__Work required__.
Print every entry word for word, but omit the pictures.

__Data section__.
-- Start --
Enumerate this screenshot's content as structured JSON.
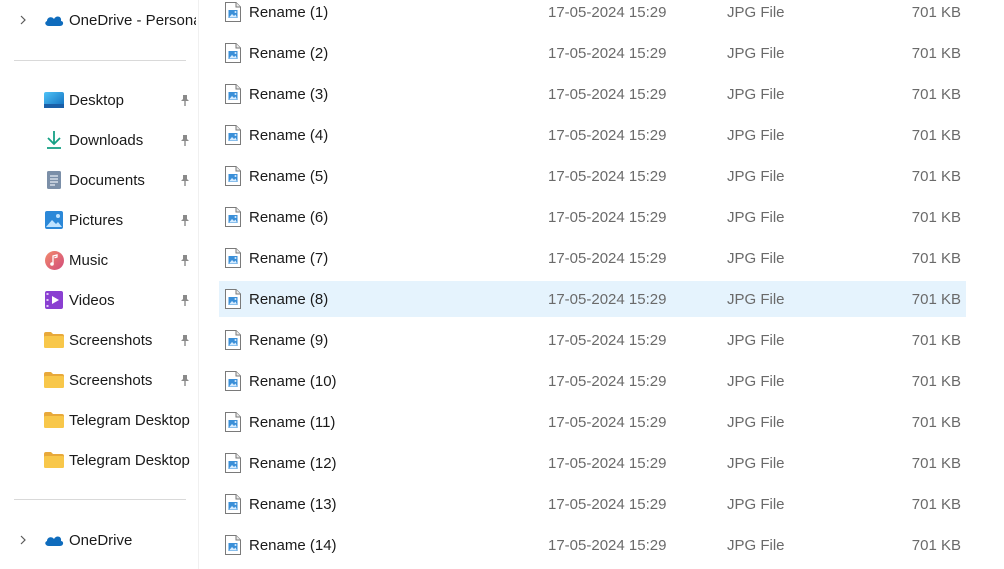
{
  "sidebar": {
    "top_item": {
      "label": "OneDrive - Persona",
      "icon": "onedrive-icon"
    },
    "quick_access": [
      {
        "label": "Desktop",
        "icon": "desktop-icon",
        "pinned": true
      },
      {
        "label": "Downloads",
        "icon": "downloads-icon",
        "pinned": true
      },
      {
        "label": "Documents",
        "icon": "documents-icon",
        "pinned": true
      },
      {
        "label": "Pictures",
        "icon": "pictures-icon",
        "pinned": true
      },
      {
        "label": "Music",
        "icon": "music-icon",
        "pinned": true
      },
      {
        "label": "Videos",
        "icon": "videos-icon",
        "pinned": true
      },
      {
        "label": "Screenshots",
        "icon": "folder-icon",
        "pinned": true
      },
      {
        "label": "Screenshots",
        "icon": "folder-icon",
        "pinned": true
      },
      {
        "label": "Telegram Desktop",
        "icon": "folder-icon",
        "pinned": false
      },
      {
        "label": "Telegram Desktop",
        "icon": "folder-icon",
        "pinned": false
      }
    ],
    "bottom_item": {
      "label": "OneDrive",
      "icon": "onedrive-icon"
    }
  },
  "files": [
    {
      "name": "Rename (1)",
      "date": "17-05-2024 15:29",
      "type": "JPG File",
      "size": "701 KB"
    },
    {
      "name": "Rename (2)",
      "date": "17-05-2024 15:29",
      "type": "JPG File",
      "size": "701 KB"
    },
    {
      "name": "Rename (3)",
      "date": "17-05-2024 15:29",
      "type": "JPG File",
      "size": "701 KB"
    },
    {
      "name": "Rename (4)",
      "date": "17-05-2024 15:29",
      "type": "JPG File",
      "size": "701 KB"
    },
    {
      "name": "Rename (5)",
      "date": "17-05-2024 15:29",
      "type": "JPG File",
      "size": "701 KB"
    },
    {
      "name": "Rename (6)",
      "date": "17-05-2024 15:29",
      "type": "JPG File",
      "size": "701 KB"
    },
    {
      "name": "Rename (7)",
      "date": "17-05-2024 15:29",
      "type": "JPG File",
      "size": "701 KB"
    },
    {
      "name": "Rename (8)",
      "date": "17-05-2024 15:29",
      "type": "JPG File",
      "size": "701 KB",
      "selected": true
    },
    {
      "name": "Rename (9)",
      "date": "17-05-2024 15:29",
      "type": "JPG File",
      "size": "701 KB"
    },
    {
      "name": "Rename (10)",
      "date": "17-05-2024 15:29",
      "type": "JPG File",
      "size": "701 KB"
    },
    {
      "name": "Rename (11)",
      "date": "17-05-2024 15:29",
      "type": "JPG File",
      "size": "701 KB"
    },
    {
      "name": "Rename (12)",
      "date": "17-05-2024 15:29",
      "type": "JPG File",
      "size": "701 KB"
    },
    {
      "name": "Rename (13)",
      "date": "17-05-2024 15:29",
      "type": "JPG File",
      "size": "701 KB"
    },
    {
      "name": "Rename (14)",
      "date": "17-05-2024 15:29",
      "type": "JPG File",
      "size": "701 KB"
    }
  ],
  "colors": {
    "selection": "#e5f3fd",
    "onedrive": "#0f6cbd",
    "folder": "#f8c74a",
    "secondary_text": "#6a6a6a"
  }
}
-- End --
__Written response__.
Enumerate this screenshot's content as structured JSON.
{
  "sidebar": {
    "top_item": {
      "label": "OneDrive - Persona",
      "icon": "onedrive-icon"
    },
    "quick_access": [
      {
        "label": "Desktop",
        "icon": "desktop-icon",
        "pinned": true
      },
      {
        "label": "Downloads",
        "icon": "downloads-icon",
        "pinned": true
      },
      {
        "label": "Documents",
        "icon": "documents-icon",
        "pinned": true
      },
      {
        "label": "Pictures",
        "icon": "pictures-icon",
        "pinned": true
      },
      {
        "label": "Music",
        "icon": "music-icon",
        "pinned": true
      },
      {
        "label": "Videos",
        "icon": "videos-icon",
        "pinned": true
      },
      {
        "label": "Screenshots",
        "icon": "folder-icon",
        "pinned": true
      },
      {
        "label": "Screenshots",
        "icon": "folder-icon",
        "pinned": true
      },
      {
        "label": "Telegram Desktop",
        "icon": "folder-icon",
        "pinned": false
      },
      {
        "label": "Telegram Desktop",
        "icon": "folder-icon",
        "pinned": false
      }
    ],
    "bottom_item": {
      "label": "OneDrive",
      "icon": "onedrive-icon"
    }
  },
  "files": [
    {
      "name": "Rename (1)",
      "date": "17-05-2024 15:29",
      "type": "JPG File",
      "size": "701 KB"
    },
    {
      "name": "Rename (2)",
      "date": "17-05-2024 15:29",
      "type": "JPG File",
      "size": "701 KB"
    },
    {
      "name": "Rename (3)",
      "date": "17-05-2024 15:29",
      "type": "JPG File",
      "size": "701 KB"
    },
    {
      "name": "Rename (4)",
      "date": "17-05-2024 15:29",
      "type": "JPG File",
      "size": "701 KB"
    },
    {
      "name": "Rename (5)",
      "date": "17-05-2024 15:29",
      "type": "JPG File",
      "size": "701 KB"
    },
    {
      "name": "Rename (6)",
      "date": "17-05-2024 15:29",
      "type": "JPG File",
      "size": "701 KB"
    },
    {
      "name": "Rename (7)",
      "date": "17-05-2024 15:29",
      "type": "JPG File",
      "size": "701 KB"
    },
    {
      "name": "Rename (8)",
      "date": "17-05-2024 15:29",
      "type": "JPG File",
      "size": "701 KB",
      "selected": true
    },
    {
      "name": "Rename (9)",
      "date": "17-05-2024 15:29",
      "type": "JPG File",
      "size": "701 KB"
    },
    {
      "name": "Rename (10)",
      "date": "17-05-2024 15:29",
      "type": "JPG File",
      "size": "701 KB"
    },
    {
      "name": "Rename (11)",
      "date": "17-05-2024 15:29",
      "type": "JPG File",
      "size": "701 KB"
    },
    {
      "name": "Rename (12)",
      "date": "17-05-2024 15:29",
      "type": "JPG File",
      "size": "701 KB"
    },
    {
      "name": "Rename (13)",
      "date": "17-05-2024 15:29",
      "type": "JPG File",
      "size": "701 KB"
    },
    {
      "name": "Rename (14)",
      "date": "17-05-2024 15:29",
      "type": "JPG File",
      "size": "701 KB"
    }
  ],
  "colors": {
    "selection": "#e5f3fd",
    "onedrive": "#0f6cbd",
    "folder": "#f8c74a",
    "secondary_text": "#6a6a6a"
  }
}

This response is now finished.